- [GIVEN ENTRIES]:
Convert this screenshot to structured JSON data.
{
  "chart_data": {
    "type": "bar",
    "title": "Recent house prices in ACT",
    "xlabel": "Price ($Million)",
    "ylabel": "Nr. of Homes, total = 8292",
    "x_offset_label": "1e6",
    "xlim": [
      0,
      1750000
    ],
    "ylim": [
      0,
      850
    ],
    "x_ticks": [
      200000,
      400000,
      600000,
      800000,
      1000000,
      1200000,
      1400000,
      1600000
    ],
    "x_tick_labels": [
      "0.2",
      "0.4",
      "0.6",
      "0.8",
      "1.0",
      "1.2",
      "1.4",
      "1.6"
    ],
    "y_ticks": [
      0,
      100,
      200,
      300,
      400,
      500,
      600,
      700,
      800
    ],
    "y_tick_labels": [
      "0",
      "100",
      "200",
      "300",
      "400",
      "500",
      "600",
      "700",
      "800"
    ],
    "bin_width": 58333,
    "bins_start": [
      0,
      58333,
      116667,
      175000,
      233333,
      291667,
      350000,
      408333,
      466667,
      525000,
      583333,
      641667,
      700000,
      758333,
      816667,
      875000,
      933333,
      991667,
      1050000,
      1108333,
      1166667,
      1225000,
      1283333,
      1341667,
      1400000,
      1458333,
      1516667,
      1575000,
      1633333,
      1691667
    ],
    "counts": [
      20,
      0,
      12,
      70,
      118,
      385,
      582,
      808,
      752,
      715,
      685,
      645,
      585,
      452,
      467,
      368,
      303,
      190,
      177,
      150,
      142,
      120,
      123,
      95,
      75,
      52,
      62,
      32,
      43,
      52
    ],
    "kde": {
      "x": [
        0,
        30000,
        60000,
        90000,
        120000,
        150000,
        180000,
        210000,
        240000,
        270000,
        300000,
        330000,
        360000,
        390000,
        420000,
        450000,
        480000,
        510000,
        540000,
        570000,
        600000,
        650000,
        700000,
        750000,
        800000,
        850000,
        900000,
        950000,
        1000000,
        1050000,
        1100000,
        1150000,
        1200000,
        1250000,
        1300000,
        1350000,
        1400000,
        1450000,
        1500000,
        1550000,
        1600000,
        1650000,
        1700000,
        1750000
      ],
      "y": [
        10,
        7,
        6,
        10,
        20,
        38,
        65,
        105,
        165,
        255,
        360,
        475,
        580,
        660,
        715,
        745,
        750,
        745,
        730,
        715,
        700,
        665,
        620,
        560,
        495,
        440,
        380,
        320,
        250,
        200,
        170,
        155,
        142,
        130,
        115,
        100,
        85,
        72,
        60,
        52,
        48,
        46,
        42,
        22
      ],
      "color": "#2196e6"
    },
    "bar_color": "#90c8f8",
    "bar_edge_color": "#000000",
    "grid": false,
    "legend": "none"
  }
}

- [PROBLEM DESCRIPTION]:
Return every record above exactly as it appears.

- [SOLUTION]:
Convert this screenshot to structured JSON data.
{
  "chart_data": {
    "type": "bar",
    "title": "Recent house prices in ACT",
    "xlabel": "Price ($Million)",
    "ylabel": "Nr. of Homes, total = 8292",
    "x_offset_label": "1e6",
    "xlim": [
      0,
      1750000
    ],
    "ylim": [
      0,
      850
    ],
    "x_ticks": [
      200000,
      400000,
      600000,
      800000,
      1000000,
      1200000,
      1400000,
      1600000
    ],
    "x_tick_labels": [
      "0.2",
      "0.4",
      "0.6",
      "0.8",
      "1.0",
      "1.2",
      "1.4",
      "1.6"
    ],
    "y_ticks": [
      0,
      100,
      200,
      300,
      400,
      500,
      600,
      700,
      800
    ],
    "y_tick_labels": [
      "0",
      "100",
      "200",
      "300",
      "400",
      "500",
      "600",
      "700",
      "800"
    ],
    "bin_width": 58333,
    "bins_start": [
      0,
      58333,
      116667,
      175000,
      233333,
      291667,
      350000,
      408333,
      466667,
      525000,
      583333,
      641667,
      700000,
      758333,
      816667,
      875000,
      933333,
      991667,
      1050000,
      1108333,
      1166667,
      1225000,
      1283333,
      1341667,
      1400000,
      1458333,
      1516667,
      1575000,
      1633333,
      1691667
    ],
    "counts": [
      20,
      0,
      12,
      70,
      118,
      385,
      582,
      808,
      752,
      715,
      685,
      645,
      585,
      452,
      467,
      368,
      303,
      190,
      177,
      150,
      142,
      120,
      123,
      95,
      75,
      52,
      62,
      32,
      43,
      52
    ],
    "kde": {
      "x": [
        0,
        30000,
        60000,
        90000,
        120000,
        150000,
        180000,
        210000,
        240000,
        270000,
        300000,
        330000,
        360000,
        390000,
        420000,
        450000,
        480000,
        510000,
        540000,
        570000,
        600000,
        650000,
        700000,
        750000,
        800000,
        850000,
        900000,
        950000,
        1000000,
        1050000,
        1100000,
        1150000,
        1200000,
        1250000,
        1300000,
        1350000,
        1400000,
        1450000,
        1500000,
        1550000,
        1600000,
        1650000,
        1700000,
        1750000
      ],
      "y": [
        10,
        7,
        6,
        10,
        20,
        38,
        65,
        105,
        165,
        255,
        360,
        475,
        580,
        660,
        715,
        745,
        750,
        745,
        730,
        715,
        700,
        665,
        620,
        560,
        495,
        440,
        380,
        320,
        250,
        200,
        170,
        155,
        142,
        130,
        115,
        100,
        85,
        72,
        60,
        52,
        48,
        46,
        42,
        22
      ],
      "color": "#2196e6"
    },
    "bar_color": "#90c8f8",
    "bar_edge_color": "#000000",
    "grid": false,
    "legend": "none"
  }
}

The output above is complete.